▸ Problem to solve: Print the entries below word for word; the pictures stay out of your copy.
=-=-=-=-=
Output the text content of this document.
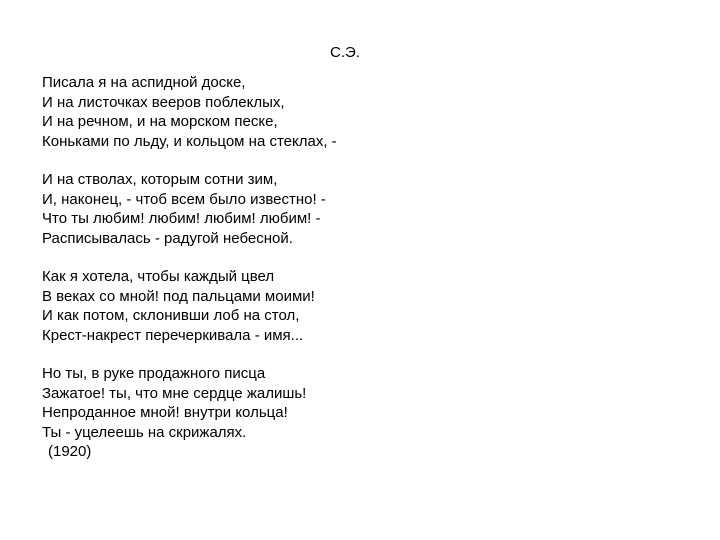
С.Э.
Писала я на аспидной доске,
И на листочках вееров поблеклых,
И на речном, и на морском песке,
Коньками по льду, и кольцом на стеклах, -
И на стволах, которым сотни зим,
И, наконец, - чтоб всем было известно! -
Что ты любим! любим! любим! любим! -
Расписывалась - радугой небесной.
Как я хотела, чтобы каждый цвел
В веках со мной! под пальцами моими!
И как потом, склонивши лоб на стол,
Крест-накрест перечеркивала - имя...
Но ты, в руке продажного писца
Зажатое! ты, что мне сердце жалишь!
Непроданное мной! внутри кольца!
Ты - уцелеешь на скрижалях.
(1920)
=-=-=-=-=
▸ Problem solution:
Output the text content of this document.
С.Э.
Писала я на аспидной доске,
И на листочках вееров поблеклых,
И на речном, и на морском песке,
Коньками по льду, и кольцом на стеклах, -
И на стволах, которым сотни зим,
И, наконец, - чтоб всем было известно! -
Что ты любим! любим! любим! любим! -
Расписывалась - радугой небесной.
Как я хотела, чтобы каждый цвел
В веках со мной! под пальцами моими!
И как потом, склонивши лоб на стол,
Крест-накрест перечеркивала - имя...
Но ты, в руке продажного писца
Зажатое! ты, что мне сердце жалишь!
Непроданное мной! внутри кольца!
Ты - уцелеешь на скрижалях.
(1920)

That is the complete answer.